■ Exercise task: Go through the material below, count the lines with the word "éducation", and reply with the count alone.

■ Record list:
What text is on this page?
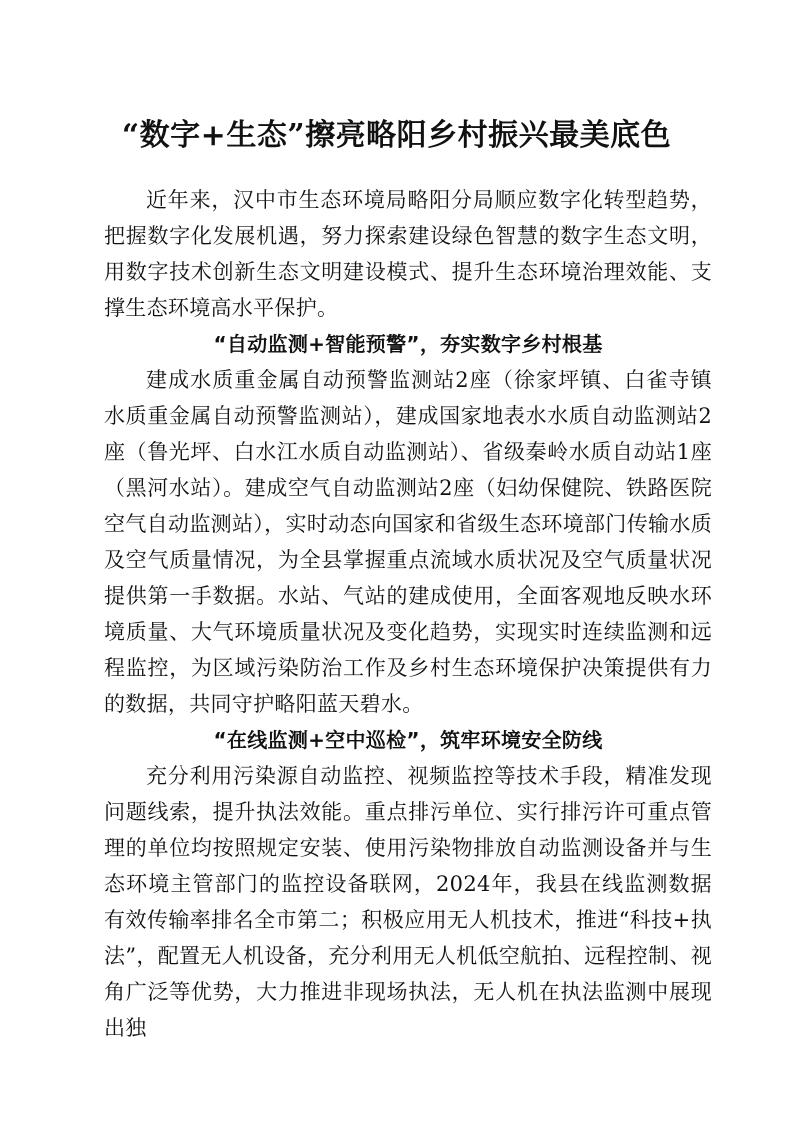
“数字+生态”擦亮略阳乡村振兴最美底色

近年来，汉中市生态环境局略阳分局顺应数字化转型趋势，把握数字化发展机遇，努力探索建设绿色智慧的数字生态文明，用数字技术创新生态文明建设模式、提升生态环境治理效能、支撑生态环境高水平保护。

“自动监测+智能预警”，夯实数字乡村根基

建成水质重金属自动预警监测站2座（徐家坪镇、白雀寺镇水质重金属自动预警监测站），建成国家地表水水质自动监测站2座（鲁光坪、白水江水质自动监测站）、省级秦岭水质自动站1座（黑河水站）。建成空气自动监测站2座（妇幼保健院、铁路医院空气自动监测站），实时动态向国家和省级生态环境部门传输水质及空气质量情况，为全县掌握重点流域水质状况及空气质量状况提供第一手数据。水站、气站的建成使用，全面客观地反映水环境质量、大气环境质量状况及变化趋势，实现实时连续监测和远程监控，为区域污染防治工作及乡村生态环境保护决策提供有力的数据，共同守护略阳蓝天碧水。

“在线监测+空中巡检”，筑牢环境安全防线

充分利用污染源自动监控、视频监控等技术手段，精准发现问题线索，提升执法效能。重点排污单位、实行排污许可重点管理的单位均按照规定安装、使用污染物排放自动监测设备并与生态环境主管部门的监控设备联网，2024年，我县在线监测数据有效传输率排名全市第二；积极应用无人机技术，推进“科技+执法”，配置无人机设备，充分利用无人机低空航拍、远程控制、视角广泛等优势，大力推进非现场执法，无人机在执法监测中展现出独
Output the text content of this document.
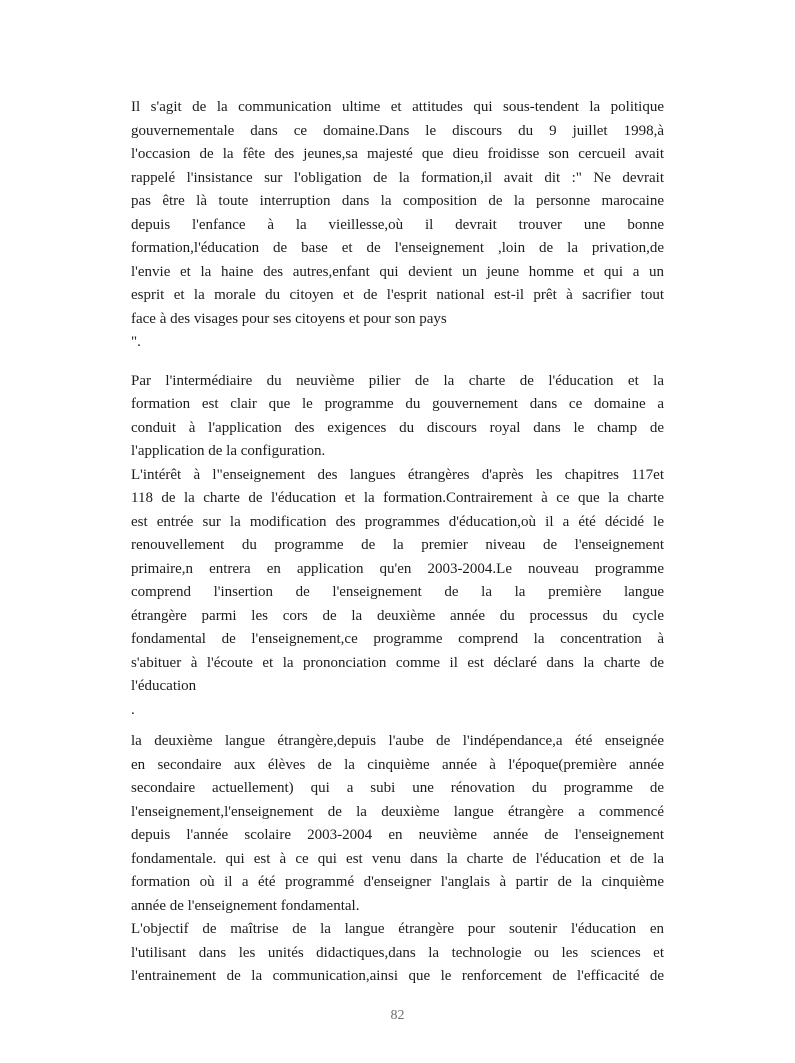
Il s'agit de la communication ultime et attitudes qui sous-tendent la politique
gouvernementale dans ce domaine.Dans le discours du 9 juillet 1998,à
l'occasion de la fête des jeunes,sa majesté que dieu froidisse son cercueil avait
rappelé l'insistance sur l'obligation de la formation,il avait dit :" Ne devrait
pas être là toute interruption dans la composition de la personne marocaine
depuis l'enfance à la vieillesse,où il devrait trouver une bonne
formation,l'éducation de base et de l'enseignement ,loin de la privation,de
l'envie et la haine des autres,enfant qui devient un jeune homme et qui a un
esprit et la morale du citoyen et de l'esprit national est-il prêt à sacrifier tout
face à des visages pour ses citoyens et pour son pays
".
Par l'intermédiaire du neuvième pilier de la charte de l'éducation et la
formation est clair que le programme du gouvernement dans ce domaine a
conduit à l'application des exigences du discours royal dans le champ de
l'application de la configuration.
L'intérêt à l"enseignement des langues étrangères d'après les chapitres 117et
118 de la charte de l'éducation et la formation.Contrairement à ce que la charte
est entrée sur la modification des programmes d'éducation,où il a été décidé le
renouvellement du programme de la premier niveau de l'enseignement
primaire,n entrera en application qu'en 2003-2004.Le nouveau programme
comprend l'insertion de l'enseignement de la la première langue
étrangère parmi les cors de la deuxième année du processus du cycle
fondamental de l'enseignement,ce programme comprend la concentration à
s'abituer à l'écoute et la prononciation comme il est déclaré dans la charte de
l'éducation
.
la deuxième langue étrangère,depuis l'aube de l'indépendance,a été enseignée
en secondaire aux élèves de la cinquième année à l'époque(première année
secondaire actuellement) qui a subi une rénovation du programme de
l'enseignement,l'enseignement de la deuxième langue étrangère a commencé
depuis l'année scolaire 2003-2004 en neuvième année de l'enseignement
fondamentale. qui est à ce qui est venu dans la charte de l'éducation et de la
formation où il a été programmé d'enseigner l'anglais à partir de la cinquième
année de l'enseignement fondamental.
L'objectif de maîtrise de la langue étrangère pour soutenir l'éducation en
l'utilisant dans les unités didactiques,dans la technologie ou les sciences et
l'entrainement de la communication,ainsi que le renforcement de l'efficacité de
82
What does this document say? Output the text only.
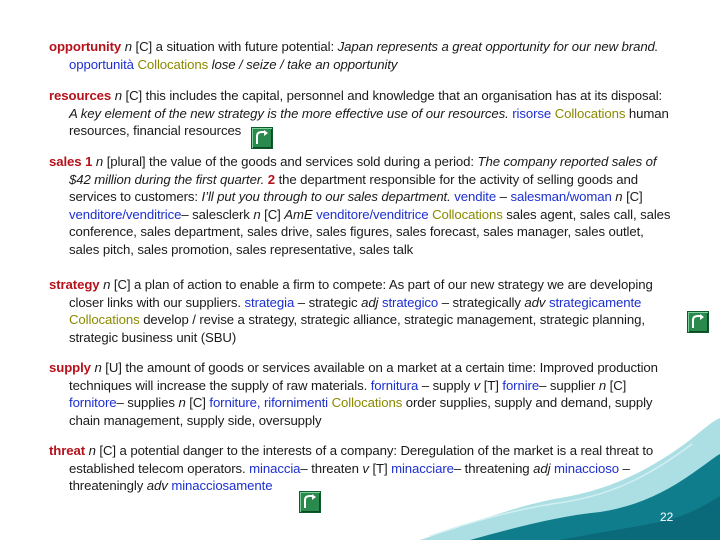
opportunity n [C] a situation with future potential: Japan represents a great opportunity for our new brand.
opportunità Collocations lose / seize / take an opportunity
resources n [C] this includes the capital, personnel and knowledge that an organisation has at its disposal:
A key element of the new strategy is the more effective use of our resources. risorse Collocations human
resources, financial resources
sales 1 n [plural] the value of the goods and services sold during a period: The company reported sales of
$42 million during the first quarter. 2 the department responsible for the activity of selling goods and
services to customers: I’ll put you through to our sales department. vendite – salesman/woman n [C]
venditore/venditrice– salesclerk n [C] AmE venditore/venditrice Collocations sales agent, sales call, sales
conference, sales department, sales drive, sales figures, sales forecast, sales manager, sales outlet,
sales pitch, sales promotion, sales representative, sales talk
strategy n [C] a plan of action to enable a firm to compete: As part of our new strategy we are developing
closer links with our suppliers. strategia – strategic adj strategico – strategically adv strategicamente
Collocations develop / revise a strategy, strategic alliance, strategic management, strategic planning,
strategic business unit (SBU)
supply n [U] the amount of goods or services available on a market at a certain time: Improved production
techniques will increase the supply of raw materials. fornitura – supply v [T] fornire– supplier n [C]
fornitore– supplies n [C] forniture, rifornimenti Collocations order supplies, supply and demand, supply
chain management, supply side, oversupply
threat n [C] a potential danger to the interests of a company: Deregulation of the market is a real threat to
established telecom operators. minaccia– threaten v [T] minacciare– threatening adj minaccioso –
threateningly adv minacciosamente
22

■ Output for this task: 7